■ **Task instructions**: Pull out every line below holding the word "Digunakan".

■ **Listed records**:
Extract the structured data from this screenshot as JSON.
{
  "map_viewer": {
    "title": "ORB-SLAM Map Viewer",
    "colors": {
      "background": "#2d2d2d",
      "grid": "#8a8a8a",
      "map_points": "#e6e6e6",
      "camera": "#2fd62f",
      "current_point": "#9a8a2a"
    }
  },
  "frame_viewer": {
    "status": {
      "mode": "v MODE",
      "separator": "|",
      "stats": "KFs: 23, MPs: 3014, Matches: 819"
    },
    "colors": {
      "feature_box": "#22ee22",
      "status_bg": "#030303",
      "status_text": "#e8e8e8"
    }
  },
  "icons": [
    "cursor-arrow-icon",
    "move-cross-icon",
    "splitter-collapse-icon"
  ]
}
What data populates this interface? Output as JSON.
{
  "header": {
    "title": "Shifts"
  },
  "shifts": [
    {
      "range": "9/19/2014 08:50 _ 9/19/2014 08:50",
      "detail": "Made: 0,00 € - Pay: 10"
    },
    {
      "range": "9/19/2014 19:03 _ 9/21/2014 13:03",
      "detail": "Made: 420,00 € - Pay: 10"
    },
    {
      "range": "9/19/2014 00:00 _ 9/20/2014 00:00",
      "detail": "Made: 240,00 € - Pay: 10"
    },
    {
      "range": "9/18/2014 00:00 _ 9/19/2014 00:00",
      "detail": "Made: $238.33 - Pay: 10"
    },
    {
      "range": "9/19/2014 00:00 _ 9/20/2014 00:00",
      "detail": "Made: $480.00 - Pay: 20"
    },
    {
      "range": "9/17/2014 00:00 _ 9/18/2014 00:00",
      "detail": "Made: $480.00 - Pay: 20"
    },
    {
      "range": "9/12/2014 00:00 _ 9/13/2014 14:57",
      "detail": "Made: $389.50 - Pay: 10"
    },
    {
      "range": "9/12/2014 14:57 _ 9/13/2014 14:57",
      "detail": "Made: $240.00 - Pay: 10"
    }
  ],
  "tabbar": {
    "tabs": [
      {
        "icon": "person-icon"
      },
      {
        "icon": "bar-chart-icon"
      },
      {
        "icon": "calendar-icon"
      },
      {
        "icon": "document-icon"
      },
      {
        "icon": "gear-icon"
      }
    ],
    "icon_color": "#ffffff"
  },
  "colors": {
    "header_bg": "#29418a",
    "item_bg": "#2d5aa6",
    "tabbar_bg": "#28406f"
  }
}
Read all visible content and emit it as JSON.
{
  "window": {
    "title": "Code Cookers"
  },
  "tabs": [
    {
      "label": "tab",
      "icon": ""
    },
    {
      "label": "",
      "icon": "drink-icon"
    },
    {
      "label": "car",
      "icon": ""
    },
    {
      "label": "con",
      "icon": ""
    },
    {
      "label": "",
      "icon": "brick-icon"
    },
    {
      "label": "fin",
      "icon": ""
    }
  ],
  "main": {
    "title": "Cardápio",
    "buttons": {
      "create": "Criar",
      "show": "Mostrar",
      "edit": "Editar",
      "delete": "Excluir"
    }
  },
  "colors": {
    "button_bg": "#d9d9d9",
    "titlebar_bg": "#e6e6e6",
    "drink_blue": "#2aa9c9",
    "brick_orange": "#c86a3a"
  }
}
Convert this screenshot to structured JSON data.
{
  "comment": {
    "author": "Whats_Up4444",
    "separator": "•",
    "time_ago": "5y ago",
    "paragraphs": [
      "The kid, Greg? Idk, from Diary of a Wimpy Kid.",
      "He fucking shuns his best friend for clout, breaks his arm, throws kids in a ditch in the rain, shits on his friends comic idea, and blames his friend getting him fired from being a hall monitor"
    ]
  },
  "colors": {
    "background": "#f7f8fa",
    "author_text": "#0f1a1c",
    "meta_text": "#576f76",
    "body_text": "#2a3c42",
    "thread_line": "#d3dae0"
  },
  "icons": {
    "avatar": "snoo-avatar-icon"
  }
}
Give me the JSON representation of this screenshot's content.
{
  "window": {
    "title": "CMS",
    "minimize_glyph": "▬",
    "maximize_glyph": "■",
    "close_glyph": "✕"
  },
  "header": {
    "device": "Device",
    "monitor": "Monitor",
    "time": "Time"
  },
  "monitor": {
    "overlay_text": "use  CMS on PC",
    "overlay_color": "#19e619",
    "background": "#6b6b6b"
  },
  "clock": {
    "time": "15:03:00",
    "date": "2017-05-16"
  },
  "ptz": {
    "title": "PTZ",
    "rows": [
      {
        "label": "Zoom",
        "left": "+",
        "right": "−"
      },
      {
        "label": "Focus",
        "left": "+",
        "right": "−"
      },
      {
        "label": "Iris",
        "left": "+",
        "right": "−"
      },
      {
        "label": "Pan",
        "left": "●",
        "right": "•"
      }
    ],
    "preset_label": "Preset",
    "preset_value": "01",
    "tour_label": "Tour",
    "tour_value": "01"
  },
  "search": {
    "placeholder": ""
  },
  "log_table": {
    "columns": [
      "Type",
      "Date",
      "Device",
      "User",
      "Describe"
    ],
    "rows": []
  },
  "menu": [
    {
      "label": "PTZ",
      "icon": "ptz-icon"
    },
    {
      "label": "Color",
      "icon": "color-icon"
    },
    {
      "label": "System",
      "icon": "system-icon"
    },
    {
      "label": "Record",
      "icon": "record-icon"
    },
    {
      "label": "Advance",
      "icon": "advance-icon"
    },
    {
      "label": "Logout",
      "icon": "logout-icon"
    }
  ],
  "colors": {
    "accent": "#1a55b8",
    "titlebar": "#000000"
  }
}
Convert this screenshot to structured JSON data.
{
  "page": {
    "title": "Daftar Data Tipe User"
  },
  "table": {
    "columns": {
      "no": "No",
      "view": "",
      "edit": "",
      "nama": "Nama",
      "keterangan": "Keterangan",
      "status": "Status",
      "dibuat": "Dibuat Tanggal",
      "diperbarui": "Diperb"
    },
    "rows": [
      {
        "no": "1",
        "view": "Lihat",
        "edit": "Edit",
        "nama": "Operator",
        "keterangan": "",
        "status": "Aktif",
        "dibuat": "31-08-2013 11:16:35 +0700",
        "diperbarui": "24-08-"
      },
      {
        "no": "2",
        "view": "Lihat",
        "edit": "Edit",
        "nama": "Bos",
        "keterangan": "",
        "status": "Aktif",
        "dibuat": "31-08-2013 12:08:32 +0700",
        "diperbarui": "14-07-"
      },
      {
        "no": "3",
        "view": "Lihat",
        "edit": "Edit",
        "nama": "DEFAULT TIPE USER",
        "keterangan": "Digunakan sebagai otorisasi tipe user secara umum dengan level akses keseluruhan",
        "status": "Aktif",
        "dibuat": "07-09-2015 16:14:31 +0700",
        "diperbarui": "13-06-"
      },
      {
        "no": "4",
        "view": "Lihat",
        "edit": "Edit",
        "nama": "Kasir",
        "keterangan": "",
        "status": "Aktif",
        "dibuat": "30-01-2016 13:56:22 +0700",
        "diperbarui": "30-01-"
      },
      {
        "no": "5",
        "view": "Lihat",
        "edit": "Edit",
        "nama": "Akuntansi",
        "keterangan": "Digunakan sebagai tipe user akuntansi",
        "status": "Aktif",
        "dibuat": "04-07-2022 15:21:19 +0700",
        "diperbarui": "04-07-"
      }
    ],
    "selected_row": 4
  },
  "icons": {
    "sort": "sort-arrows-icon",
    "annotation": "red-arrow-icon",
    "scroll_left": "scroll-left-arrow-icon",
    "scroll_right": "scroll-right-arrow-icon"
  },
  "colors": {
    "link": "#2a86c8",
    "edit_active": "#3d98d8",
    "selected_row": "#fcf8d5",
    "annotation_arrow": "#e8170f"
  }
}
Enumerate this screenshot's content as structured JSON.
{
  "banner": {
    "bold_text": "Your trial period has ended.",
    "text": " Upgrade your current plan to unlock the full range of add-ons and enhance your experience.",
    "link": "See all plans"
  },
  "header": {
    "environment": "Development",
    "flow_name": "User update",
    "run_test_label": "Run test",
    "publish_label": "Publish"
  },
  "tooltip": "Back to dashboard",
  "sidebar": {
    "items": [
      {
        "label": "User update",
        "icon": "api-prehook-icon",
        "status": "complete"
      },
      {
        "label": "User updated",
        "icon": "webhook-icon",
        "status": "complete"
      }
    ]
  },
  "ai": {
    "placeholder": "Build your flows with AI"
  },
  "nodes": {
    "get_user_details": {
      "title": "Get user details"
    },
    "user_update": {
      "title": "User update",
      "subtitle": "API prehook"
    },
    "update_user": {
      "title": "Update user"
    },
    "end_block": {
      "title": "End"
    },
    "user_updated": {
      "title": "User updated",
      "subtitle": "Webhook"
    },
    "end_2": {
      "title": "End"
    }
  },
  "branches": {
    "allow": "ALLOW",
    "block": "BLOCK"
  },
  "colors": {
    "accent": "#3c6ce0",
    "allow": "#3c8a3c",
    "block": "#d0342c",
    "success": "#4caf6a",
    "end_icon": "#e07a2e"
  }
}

■ **Full response**:
        "keterangan": "Digunakan sebagai otorisasi tipe user secara umum dengan level akses keseluruhan",
        "keterangan": "Digunakan sebagai tipe user akuntansi",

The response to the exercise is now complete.